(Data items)

☆ ☆ ☆

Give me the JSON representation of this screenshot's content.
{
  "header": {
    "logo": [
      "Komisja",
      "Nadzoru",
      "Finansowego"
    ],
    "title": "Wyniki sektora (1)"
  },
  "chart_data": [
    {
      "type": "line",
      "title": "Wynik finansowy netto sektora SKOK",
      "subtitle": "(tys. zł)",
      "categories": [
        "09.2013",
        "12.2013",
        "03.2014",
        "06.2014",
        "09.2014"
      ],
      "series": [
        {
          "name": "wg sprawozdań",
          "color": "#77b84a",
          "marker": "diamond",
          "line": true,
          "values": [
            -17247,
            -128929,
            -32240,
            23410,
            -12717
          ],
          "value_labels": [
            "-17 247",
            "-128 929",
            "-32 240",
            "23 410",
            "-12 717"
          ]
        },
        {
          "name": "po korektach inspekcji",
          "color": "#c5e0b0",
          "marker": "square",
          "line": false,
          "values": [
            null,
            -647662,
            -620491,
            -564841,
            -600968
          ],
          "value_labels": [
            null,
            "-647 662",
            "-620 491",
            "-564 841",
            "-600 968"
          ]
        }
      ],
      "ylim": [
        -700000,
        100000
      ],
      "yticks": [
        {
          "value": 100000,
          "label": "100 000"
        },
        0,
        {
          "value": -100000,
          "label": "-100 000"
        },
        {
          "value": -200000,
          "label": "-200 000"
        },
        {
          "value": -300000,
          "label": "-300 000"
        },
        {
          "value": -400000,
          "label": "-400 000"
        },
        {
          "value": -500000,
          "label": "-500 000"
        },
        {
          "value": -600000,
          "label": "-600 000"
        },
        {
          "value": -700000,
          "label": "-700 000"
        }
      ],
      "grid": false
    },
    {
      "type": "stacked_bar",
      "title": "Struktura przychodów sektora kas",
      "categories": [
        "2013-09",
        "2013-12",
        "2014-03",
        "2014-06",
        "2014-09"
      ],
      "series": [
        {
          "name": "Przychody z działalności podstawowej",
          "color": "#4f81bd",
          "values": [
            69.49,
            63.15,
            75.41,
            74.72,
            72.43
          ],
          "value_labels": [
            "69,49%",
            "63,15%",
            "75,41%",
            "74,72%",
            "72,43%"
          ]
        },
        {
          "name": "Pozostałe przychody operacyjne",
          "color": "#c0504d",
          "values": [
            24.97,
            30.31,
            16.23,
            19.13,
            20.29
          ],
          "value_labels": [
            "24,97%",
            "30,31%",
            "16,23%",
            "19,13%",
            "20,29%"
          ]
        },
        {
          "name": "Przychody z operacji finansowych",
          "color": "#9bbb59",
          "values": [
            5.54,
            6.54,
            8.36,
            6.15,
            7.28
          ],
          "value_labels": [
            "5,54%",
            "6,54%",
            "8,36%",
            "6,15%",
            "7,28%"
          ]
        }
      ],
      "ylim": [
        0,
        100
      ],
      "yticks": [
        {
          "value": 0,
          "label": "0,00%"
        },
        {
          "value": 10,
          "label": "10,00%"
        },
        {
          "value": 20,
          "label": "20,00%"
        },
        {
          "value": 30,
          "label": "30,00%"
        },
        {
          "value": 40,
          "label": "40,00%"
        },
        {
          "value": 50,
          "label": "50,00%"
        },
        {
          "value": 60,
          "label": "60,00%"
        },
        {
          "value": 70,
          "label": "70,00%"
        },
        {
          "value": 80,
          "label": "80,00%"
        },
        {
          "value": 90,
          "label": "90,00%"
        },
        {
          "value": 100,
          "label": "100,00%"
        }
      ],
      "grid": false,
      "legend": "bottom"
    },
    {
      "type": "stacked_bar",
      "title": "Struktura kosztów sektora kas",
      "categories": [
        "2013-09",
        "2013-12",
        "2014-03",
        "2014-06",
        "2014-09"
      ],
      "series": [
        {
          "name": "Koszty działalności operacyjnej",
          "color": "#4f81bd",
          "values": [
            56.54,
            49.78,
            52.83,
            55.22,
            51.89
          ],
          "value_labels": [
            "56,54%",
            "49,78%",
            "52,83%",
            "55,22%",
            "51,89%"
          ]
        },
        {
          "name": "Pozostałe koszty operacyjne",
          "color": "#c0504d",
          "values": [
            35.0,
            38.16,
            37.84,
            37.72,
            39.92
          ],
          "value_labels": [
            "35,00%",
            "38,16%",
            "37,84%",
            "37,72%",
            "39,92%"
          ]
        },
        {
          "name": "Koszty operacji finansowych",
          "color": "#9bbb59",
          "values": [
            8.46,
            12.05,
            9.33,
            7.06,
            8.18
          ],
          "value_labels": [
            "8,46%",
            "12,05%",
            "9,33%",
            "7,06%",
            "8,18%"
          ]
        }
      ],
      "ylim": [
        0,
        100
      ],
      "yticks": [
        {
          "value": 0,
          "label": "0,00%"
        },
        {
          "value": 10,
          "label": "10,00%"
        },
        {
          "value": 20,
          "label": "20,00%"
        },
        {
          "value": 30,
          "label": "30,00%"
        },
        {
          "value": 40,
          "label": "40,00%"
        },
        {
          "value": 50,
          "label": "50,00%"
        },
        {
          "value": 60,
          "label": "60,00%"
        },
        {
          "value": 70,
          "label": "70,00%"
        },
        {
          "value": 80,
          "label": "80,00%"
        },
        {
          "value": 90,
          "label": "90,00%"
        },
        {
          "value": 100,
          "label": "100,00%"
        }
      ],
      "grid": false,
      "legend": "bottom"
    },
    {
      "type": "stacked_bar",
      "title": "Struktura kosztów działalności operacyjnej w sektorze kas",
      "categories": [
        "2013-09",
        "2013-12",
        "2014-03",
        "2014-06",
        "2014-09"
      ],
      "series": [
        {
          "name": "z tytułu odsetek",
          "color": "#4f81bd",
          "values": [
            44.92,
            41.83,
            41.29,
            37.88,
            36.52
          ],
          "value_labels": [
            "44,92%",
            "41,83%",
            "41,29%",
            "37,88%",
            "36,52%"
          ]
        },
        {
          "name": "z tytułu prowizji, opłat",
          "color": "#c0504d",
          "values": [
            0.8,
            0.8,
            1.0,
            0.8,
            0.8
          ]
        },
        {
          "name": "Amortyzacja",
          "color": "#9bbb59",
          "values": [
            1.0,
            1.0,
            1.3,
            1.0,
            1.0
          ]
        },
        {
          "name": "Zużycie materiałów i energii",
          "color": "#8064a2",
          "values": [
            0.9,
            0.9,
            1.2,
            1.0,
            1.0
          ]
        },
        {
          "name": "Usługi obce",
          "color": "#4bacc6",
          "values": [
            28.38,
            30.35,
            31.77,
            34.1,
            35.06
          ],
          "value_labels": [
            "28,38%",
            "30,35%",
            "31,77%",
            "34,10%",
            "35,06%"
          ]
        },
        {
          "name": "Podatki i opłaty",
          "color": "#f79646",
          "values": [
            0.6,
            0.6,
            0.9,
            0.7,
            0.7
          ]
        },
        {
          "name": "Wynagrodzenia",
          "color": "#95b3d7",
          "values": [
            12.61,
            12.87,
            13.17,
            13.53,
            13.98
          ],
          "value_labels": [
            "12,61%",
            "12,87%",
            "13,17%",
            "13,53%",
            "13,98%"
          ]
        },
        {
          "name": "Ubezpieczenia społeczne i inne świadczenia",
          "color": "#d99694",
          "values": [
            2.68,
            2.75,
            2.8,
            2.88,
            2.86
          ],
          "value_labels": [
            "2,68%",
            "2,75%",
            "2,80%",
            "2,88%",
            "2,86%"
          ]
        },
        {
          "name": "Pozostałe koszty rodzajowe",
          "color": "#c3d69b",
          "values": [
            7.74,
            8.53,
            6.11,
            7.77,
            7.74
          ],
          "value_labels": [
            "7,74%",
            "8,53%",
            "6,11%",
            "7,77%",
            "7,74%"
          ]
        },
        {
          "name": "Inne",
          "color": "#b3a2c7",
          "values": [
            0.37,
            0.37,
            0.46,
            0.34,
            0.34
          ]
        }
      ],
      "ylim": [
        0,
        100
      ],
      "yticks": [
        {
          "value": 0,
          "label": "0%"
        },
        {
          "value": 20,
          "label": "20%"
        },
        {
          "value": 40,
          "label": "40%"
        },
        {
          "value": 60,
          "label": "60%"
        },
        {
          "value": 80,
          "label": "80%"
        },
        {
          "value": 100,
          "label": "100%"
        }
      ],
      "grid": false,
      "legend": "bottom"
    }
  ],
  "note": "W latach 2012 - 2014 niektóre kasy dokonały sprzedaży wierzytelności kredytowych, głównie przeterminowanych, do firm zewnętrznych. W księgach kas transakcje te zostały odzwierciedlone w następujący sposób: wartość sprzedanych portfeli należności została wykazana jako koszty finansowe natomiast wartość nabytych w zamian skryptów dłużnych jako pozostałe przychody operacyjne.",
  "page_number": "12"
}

☆ ☆ ☆

▶ Short exercise
Report how many lines of the entries hold the word "sektora". Nothing else is needed.

▶ Full answer
4